#### [To do]
Return the records word for word. Any pictures in them are not part of the copy.

#### [Available records]

----------

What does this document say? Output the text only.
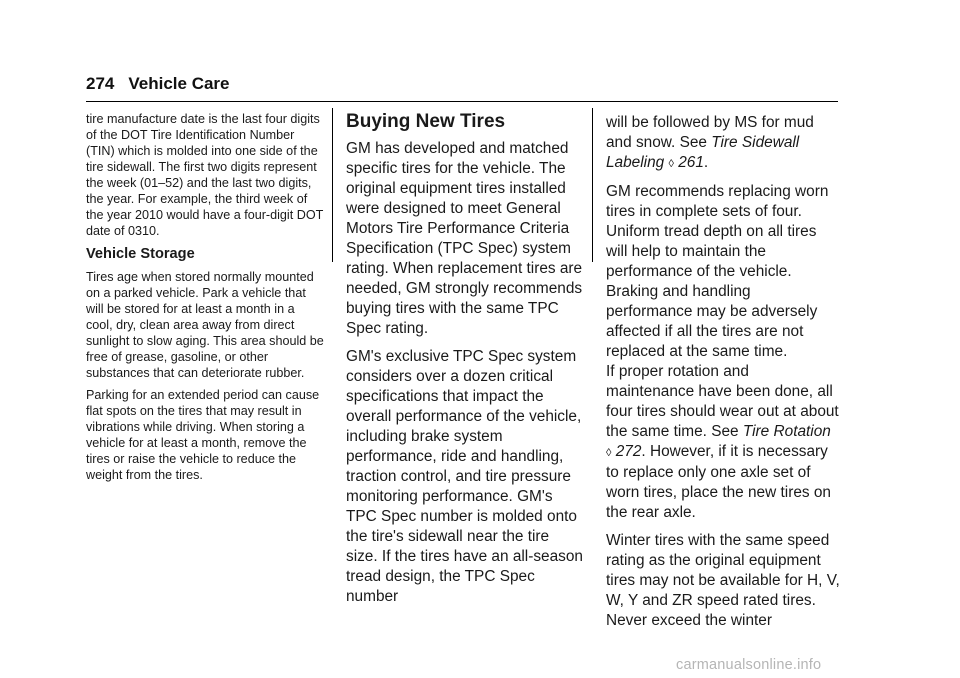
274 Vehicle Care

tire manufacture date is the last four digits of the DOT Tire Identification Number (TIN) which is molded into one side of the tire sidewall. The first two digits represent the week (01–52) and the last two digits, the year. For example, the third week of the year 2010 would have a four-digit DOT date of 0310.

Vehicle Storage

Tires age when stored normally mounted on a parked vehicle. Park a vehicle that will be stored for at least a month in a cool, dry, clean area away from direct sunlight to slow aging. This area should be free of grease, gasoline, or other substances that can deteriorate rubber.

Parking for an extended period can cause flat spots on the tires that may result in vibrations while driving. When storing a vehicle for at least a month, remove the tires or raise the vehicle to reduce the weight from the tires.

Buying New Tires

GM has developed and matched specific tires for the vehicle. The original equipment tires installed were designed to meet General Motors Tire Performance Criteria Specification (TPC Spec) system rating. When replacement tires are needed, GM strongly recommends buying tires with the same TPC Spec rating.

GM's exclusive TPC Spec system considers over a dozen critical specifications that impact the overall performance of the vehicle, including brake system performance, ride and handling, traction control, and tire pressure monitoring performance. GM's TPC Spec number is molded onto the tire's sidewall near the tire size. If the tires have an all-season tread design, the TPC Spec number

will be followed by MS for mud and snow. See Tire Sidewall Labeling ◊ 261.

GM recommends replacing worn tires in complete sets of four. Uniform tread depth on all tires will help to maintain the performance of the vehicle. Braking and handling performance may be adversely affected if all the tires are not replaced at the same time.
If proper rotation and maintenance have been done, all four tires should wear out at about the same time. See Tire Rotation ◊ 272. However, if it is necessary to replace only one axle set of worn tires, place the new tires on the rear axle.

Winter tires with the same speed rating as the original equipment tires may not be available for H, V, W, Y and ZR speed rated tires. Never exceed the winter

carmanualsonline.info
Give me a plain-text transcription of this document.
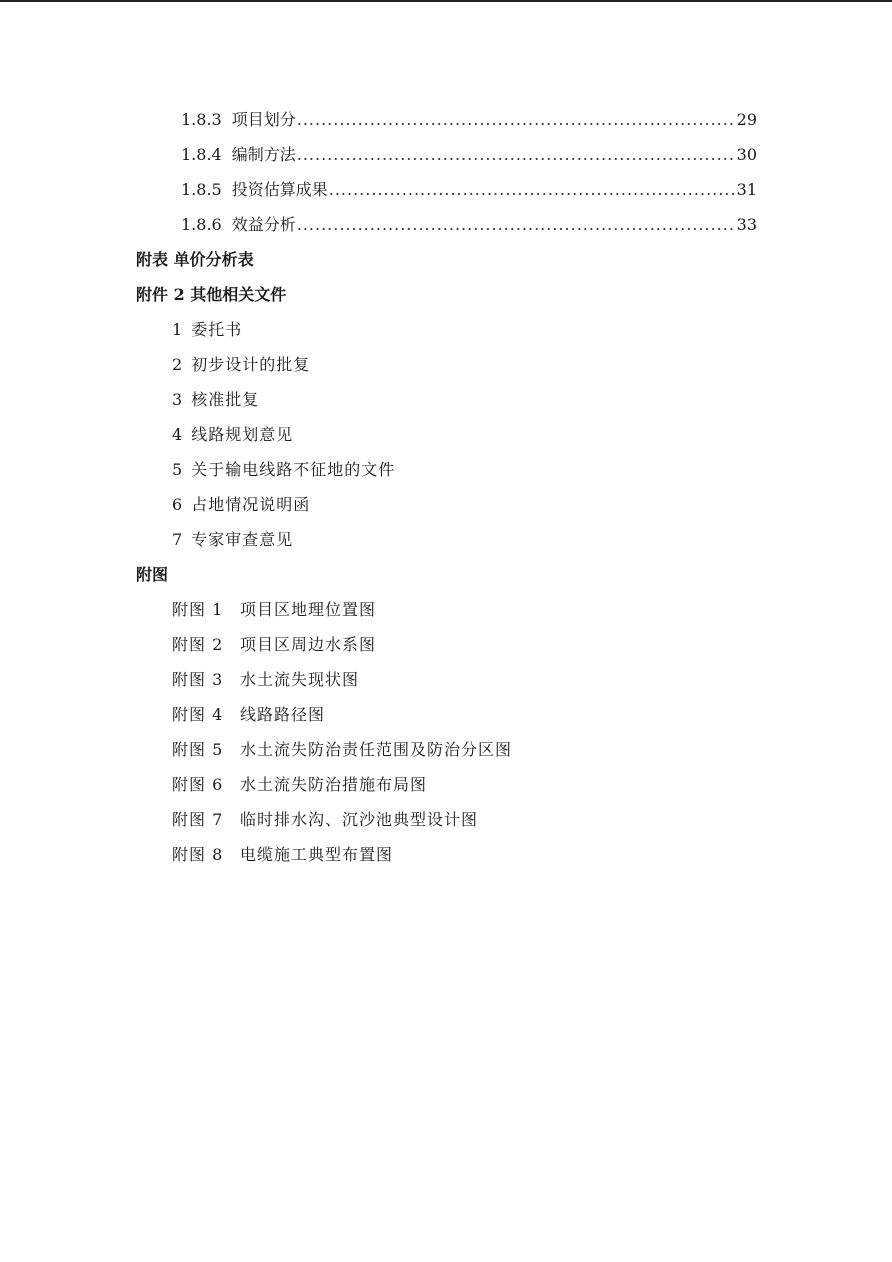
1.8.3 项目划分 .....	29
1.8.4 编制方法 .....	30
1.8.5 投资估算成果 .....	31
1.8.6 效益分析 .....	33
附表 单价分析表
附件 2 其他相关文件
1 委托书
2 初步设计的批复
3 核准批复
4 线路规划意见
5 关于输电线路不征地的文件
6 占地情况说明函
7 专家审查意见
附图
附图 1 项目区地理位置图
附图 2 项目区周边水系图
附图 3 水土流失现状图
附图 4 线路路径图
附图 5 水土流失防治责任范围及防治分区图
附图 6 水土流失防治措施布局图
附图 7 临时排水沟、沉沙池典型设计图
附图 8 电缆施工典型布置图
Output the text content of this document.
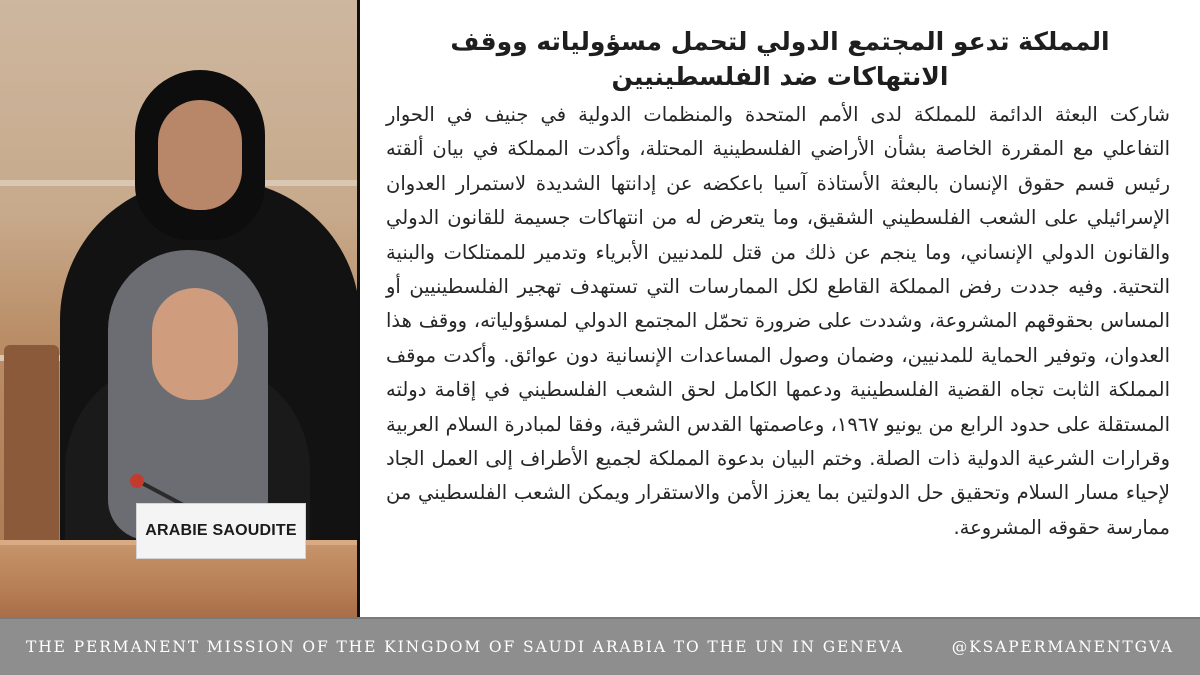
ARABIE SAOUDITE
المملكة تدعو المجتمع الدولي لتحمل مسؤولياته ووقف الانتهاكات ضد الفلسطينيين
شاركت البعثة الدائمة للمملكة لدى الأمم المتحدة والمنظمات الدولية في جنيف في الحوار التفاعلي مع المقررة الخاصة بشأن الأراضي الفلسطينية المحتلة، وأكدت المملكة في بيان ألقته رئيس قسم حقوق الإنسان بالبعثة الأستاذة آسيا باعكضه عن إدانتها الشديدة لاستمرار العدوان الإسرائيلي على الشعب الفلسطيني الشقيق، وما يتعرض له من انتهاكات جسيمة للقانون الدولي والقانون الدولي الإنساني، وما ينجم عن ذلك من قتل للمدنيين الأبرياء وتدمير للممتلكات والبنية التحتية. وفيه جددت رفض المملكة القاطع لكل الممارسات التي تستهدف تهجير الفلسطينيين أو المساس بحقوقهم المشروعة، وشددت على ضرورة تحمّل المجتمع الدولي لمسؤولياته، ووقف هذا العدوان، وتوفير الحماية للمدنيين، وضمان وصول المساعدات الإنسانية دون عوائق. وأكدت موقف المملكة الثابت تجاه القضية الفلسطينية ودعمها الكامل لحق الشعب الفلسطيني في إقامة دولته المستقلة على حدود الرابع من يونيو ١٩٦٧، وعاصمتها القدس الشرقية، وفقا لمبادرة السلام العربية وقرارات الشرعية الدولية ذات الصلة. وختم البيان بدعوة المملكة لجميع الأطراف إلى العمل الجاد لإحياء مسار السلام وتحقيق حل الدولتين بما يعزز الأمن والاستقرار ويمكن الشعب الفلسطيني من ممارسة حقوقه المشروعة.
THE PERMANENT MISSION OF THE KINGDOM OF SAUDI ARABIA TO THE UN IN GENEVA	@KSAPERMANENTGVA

----------

#### [Response for this exercise]
What does this document say? Output the text only.
274 Vehicle Care

tire manufacture date is the last four digits of the DOT Tire Identification Number (TIN) which is molded into one side of the tire sidewall. The first two digits represent the week (01–52) and the last two digits, the year. For example, the third week of the year 2010 would have a four-digit DOT date of 0310.

Vehicle Storage

Tires age when stored normally mounted on a parked vehicle. Park a vehicle that will be stored for at least a month in a cool, dry, clean area away from direct sunlight to slow aging. This area should be free of grease, gasoline, or other substances that can deteriorate rubber.

Parking for an extended period can cause flat spots on the tires that may result in vibrations while driving. When storing a vehicle for at least a month, remove the tires or raise the vehicle to reduce the weight from the tires.

Buying New Tires

GM has developed and matched specific tires for the vehicle. The original equipment tires installed were designed to meet General Motors Tire Performance Criteria Specification (TPC Spec) system rating. When replacement tires are needed, GM strongly recommends buying tires with the same TPC Spec rating.

GM's exclusive TPC Spec system considers over a dozen critical specifications that impact the overall performance of the vehicle, including brake system performance, ride and handling, traction control, and tire pressure monitoring performance. GM's TPC Spec number is molded onto the tire's sidewall near the tire size. If the tires have an all-season tread design, the TPC Spec number

will be followed by MS for mud and snow. See Tire Sidewall Labeling ◊ 261.

GM recommends replacing worn tires in complete sets of four. Uniform tread depth on all tires will help to maintain the performance of the vehicle. Braking and handling performance may be adversely affected if all the tires are not replaced at the same time.
If proper rotation and maintenance have been done, all four tires should wear out at about the same time. See Tire Rotation ◊ 272. However, if it is necessary to replace only one axle set of worn tires, place the new tires on the rear axle.

Winter tires with the same speed rating as the original equipment tires may not be available for H, V, W, Y and ZR speed rated tires. Never exceed the winter

carmanualsonline.info
Give me a plain-text transcription of this document.
1.8.3 项目划分 .....	29
1.8.4 编制方法 .....	30
1.8.5 投资估算成果 .....	31
1.8.6 效益分析 .....	33
附表 单价分析表
附件 2 其他相关文件
1 委托书
2 初步设计的批复
3 核准批复
4 线路规划意见
5 关于输电线路不征地的文件
6 占地情况说明函
7 专家审查意见
附图
附图 1 项目区地理位置图
附图 2 项目区周边水系图
附图 3 水土流失现状图
附图 4 线路路径图
附图 5 水土流失防治责任范围及防治分区图
附图 6 水土流失防治措施布局图
附图 7 临时排水沟、沉沙池典型设计图
附图 8 电缆施工典型布置图
Output the text content of this document.
ARABIE SAOUDITE
المملكة تدعو المجتمع الدولي لتحمل مسؤولياته ووقف الانتهاكات ضد الفلسطينيين
شاركت البعثة الدائمة للمملكة لدى الأمم المتحدة والمنظمات الدولية في جنيف في الحوار التفاعلي مع المقررة الخاصة بشأن الأراضي الفلسطينية المحتلة، وأكدت المملكة في بيان ألقته رئيس قسم حقوق الإنسان بالبعثة الأستاذة آسيا باعكضه عن إدانتها الشديدة لاستمرار العدوان الإسرائيلي على الشعب الفلسطيني الشقيق، وما يتعرض له من انتهاكات جسيمة للقانون الدولي والقانون الدولي الإنساني، وما ينجم عن ذلك من قتل للمدنيين الأبرياء وتدمير للممتلكات والبنية التحتية. وفيه جددت رفض المملكة القاطع لكل الممارسات التي تستهدف تهجير الفلسطينيين أو المساس بحقوقهم المشروعة، وشددت على ضرورة تحمّل المجتمع الدولي لمسؤولياته، ووقف هذا العدوان، وتوفير الحماية للمدنيين، وضمان وصول المساعدات الإنسانية دون عوائق. وأكدت موقف المملكة الثابت تجاه القضية الفلسطينية ودعمها الكامل لحق الشعب الفلسطيني في إقامة دولته المستقلة على حدود الرابع من يونيو ١٩٦٧، وعاصمتها القدس الشرقية، وفقا لمبادرة السلام العربية وقرارات الشرعية الدولية ذات الصلة. وختم البيان بدعوة المملكة لجميع الأطراف إلى العمل الجاد لإحياء مسار السلام وتحقيق حل الدولتين بما يعزز الأمن والاستقرار ويمكن الشعب الفلسطيني من ممارسة حقوقه المشروعة.
THE PERMANENT MISSION OF THE KINGDOM OF SAUDI ARABIA TO THE UN IN GENEVA	@KSAPERMANENTGVA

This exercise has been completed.